What the task requires
Identify all lines of the data containing the string "法国社会依然普遍主张禁绝一切游戏" and copy them.

[Saved data entries]

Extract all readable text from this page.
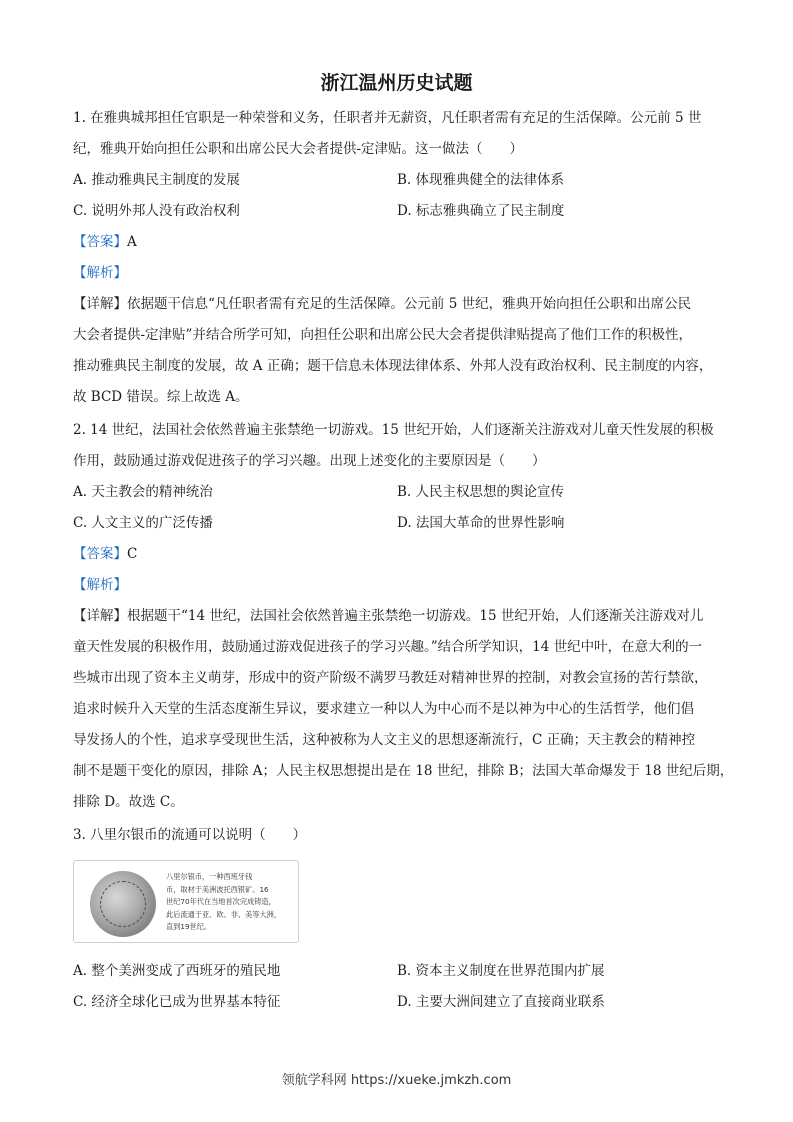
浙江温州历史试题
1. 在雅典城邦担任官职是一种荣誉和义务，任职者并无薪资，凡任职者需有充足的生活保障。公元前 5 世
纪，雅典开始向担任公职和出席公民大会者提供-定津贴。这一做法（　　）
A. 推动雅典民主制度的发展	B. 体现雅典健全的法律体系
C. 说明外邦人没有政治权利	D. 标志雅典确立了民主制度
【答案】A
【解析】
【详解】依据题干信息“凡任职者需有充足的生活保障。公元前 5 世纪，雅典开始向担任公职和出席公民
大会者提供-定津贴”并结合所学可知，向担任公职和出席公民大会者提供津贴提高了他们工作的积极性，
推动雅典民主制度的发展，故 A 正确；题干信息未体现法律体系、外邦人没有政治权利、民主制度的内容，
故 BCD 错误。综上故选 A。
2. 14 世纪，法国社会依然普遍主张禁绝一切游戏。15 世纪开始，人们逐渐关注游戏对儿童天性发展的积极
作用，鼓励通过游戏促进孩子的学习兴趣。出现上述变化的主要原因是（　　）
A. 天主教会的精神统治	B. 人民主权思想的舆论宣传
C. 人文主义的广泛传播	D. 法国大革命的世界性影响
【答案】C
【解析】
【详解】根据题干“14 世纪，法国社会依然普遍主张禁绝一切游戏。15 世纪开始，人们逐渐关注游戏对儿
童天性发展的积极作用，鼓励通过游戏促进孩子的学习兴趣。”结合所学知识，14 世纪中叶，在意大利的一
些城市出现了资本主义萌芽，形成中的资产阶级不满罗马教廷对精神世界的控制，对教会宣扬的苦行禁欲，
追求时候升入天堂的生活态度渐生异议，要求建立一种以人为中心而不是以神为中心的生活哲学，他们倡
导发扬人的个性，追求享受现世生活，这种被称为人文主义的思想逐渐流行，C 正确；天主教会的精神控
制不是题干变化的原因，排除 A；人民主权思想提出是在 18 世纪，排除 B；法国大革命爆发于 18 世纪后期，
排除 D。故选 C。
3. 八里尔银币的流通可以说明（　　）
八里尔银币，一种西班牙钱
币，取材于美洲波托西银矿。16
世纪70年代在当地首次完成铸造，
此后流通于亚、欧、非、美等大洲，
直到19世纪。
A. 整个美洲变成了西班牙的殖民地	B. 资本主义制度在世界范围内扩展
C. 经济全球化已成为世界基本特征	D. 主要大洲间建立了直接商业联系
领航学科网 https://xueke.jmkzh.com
* * *
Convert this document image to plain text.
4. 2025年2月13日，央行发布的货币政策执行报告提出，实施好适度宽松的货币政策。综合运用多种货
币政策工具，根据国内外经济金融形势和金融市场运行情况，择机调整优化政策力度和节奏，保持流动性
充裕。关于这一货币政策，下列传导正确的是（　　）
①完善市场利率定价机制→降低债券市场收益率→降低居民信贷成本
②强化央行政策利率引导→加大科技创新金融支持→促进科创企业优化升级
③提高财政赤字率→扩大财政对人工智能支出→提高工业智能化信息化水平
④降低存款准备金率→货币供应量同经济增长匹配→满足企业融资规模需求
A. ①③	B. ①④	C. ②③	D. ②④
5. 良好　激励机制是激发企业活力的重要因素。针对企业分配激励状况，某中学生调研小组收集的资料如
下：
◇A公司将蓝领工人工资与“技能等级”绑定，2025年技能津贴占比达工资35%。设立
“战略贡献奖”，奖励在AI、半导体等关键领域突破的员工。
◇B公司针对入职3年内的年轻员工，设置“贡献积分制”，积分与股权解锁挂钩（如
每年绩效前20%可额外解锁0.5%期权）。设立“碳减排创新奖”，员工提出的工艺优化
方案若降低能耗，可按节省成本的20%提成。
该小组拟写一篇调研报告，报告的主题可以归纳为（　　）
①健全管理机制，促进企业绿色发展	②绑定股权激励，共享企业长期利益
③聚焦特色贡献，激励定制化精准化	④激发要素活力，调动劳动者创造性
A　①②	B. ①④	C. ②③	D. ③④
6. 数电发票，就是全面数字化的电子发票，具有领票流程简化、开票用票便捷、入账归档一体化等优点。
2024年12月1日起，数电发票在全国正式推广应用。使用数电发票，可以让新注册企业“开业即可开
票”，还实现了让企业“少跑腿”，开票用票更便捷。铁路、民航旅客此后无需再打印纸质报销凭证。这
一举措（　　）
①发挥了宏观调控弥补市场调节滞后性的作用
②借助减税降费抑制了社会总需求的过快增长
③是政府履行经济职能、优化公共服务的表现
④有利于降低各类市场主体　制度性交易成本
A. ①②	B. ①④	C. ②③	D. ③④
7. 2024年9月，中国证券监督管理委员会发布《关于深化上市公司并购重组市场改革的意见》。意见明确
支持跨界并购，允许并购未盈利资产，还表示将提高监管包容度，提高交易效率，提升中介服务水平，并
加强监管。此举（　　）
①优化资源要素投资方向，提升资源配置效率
* * *
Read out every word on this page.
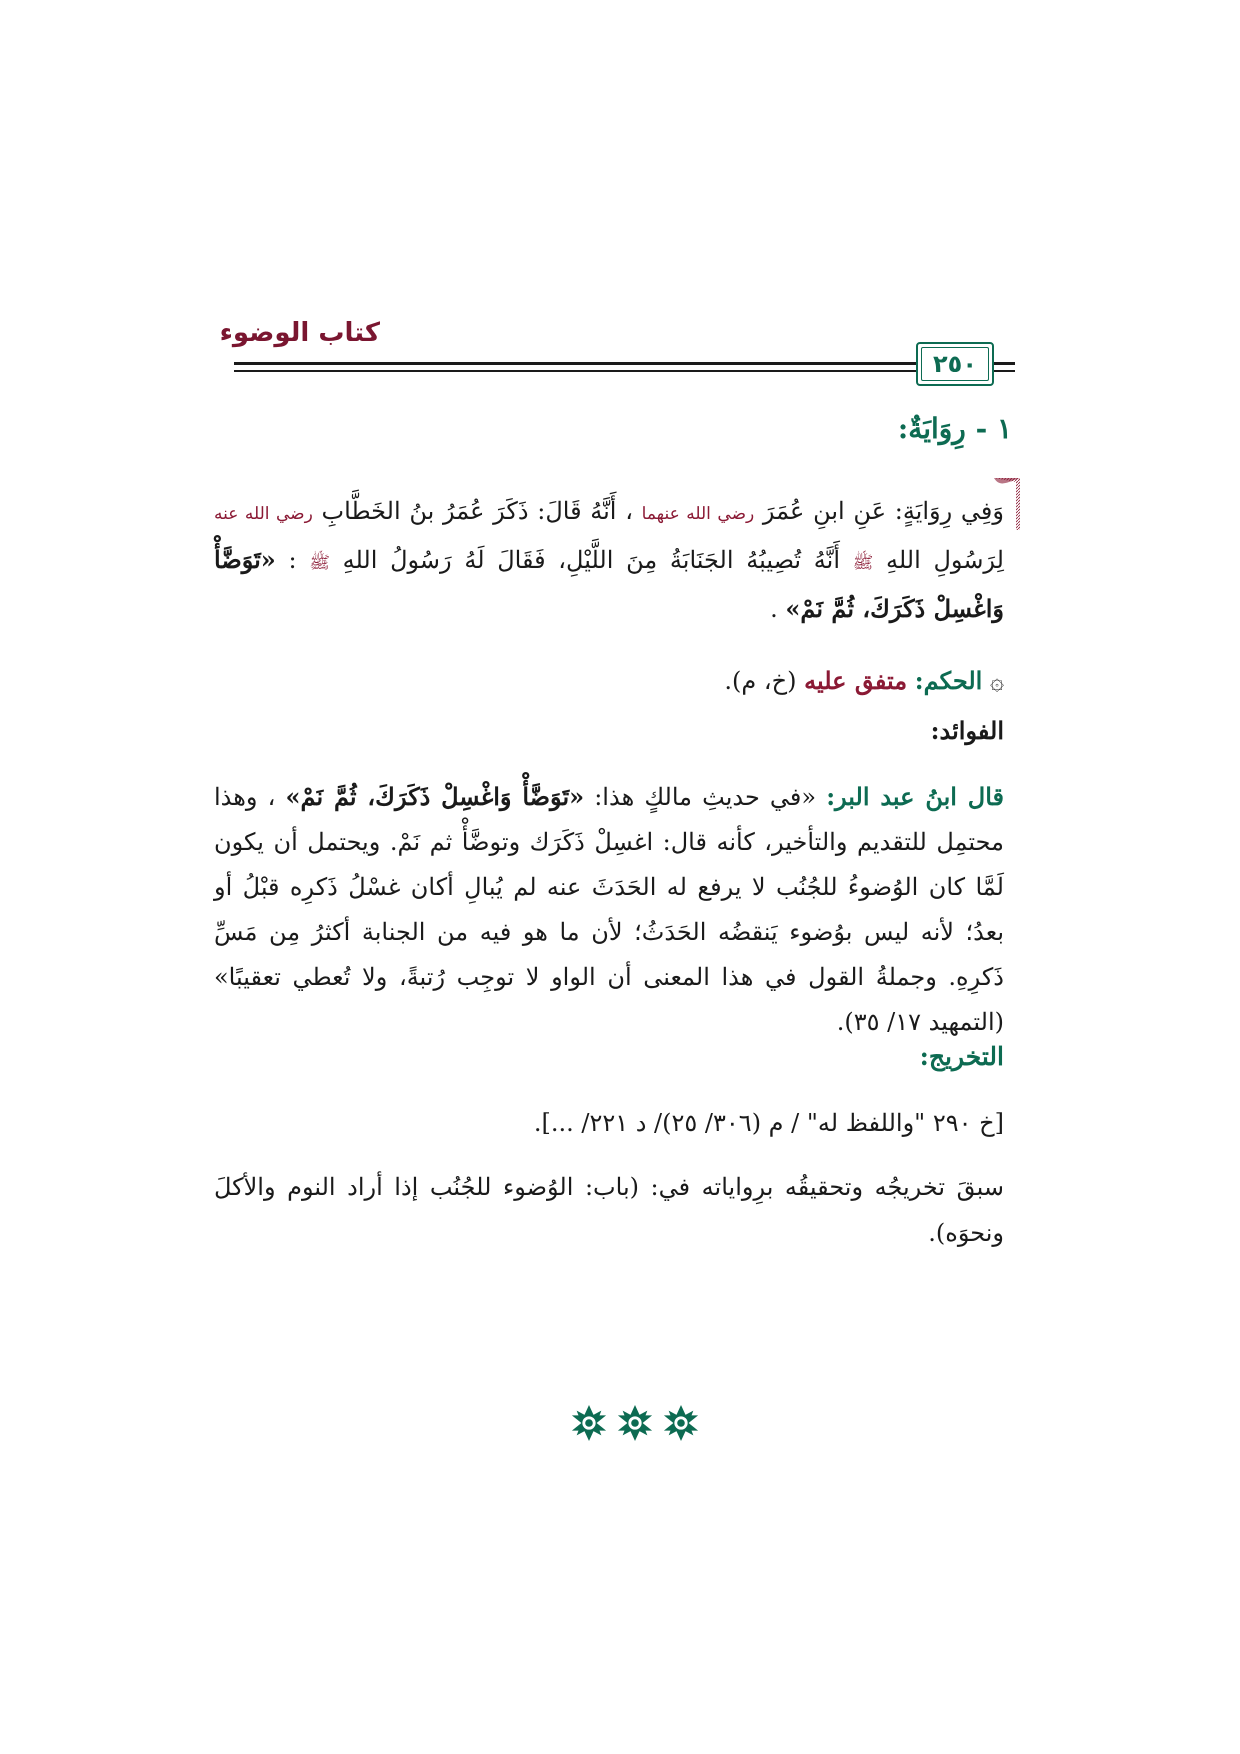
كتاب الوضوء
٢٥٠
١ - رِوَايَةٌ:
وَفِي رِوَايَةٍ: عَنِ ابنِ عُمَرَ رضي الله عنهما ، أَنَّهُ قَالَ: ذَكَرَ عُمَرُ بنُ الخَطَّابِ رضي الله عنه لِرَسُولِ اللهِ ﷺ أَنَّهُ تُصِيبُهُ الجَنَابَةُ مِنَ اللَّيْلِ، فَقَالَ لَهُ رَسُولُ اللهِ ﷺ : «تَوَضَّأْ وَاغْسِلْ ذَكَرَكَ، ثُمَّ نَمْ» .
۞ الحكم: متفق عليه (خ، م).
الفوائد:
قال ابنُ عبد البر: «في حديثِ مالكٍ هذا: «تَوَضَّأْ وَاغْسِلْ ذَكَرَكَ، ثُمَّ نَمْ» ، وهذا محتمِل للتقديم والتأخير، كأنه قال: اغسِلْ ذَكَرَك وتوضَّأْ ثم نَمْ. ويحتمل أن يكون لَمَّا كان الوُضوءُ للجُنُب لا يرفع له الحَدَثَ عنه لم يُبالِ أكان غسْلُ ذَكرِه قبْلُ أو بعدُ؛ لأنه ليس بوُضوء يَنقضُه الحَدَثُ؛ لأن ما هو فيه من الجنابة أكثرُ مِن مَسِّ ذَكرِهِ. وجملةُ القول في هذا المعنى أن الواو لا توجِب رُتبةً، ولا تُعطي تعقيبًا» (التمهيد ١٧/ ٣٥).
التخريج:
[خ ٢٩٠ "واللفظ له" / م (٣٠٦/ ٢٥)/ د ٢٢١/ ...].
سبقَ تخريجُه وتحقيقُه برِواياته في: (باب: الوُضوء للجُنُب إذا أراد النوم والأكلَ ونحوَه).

Task response
2. 14 世纪，法国社会依然普遍主张禁绝一切游戏。15 世纪开始，人们逐渐关注游戏对儿童天性发展的积极
【详解】根据题干“14 世纪，法国社会依然普遍主张禁绝一切游戏。15 世纪开始，人们逐渐关注游戏对儿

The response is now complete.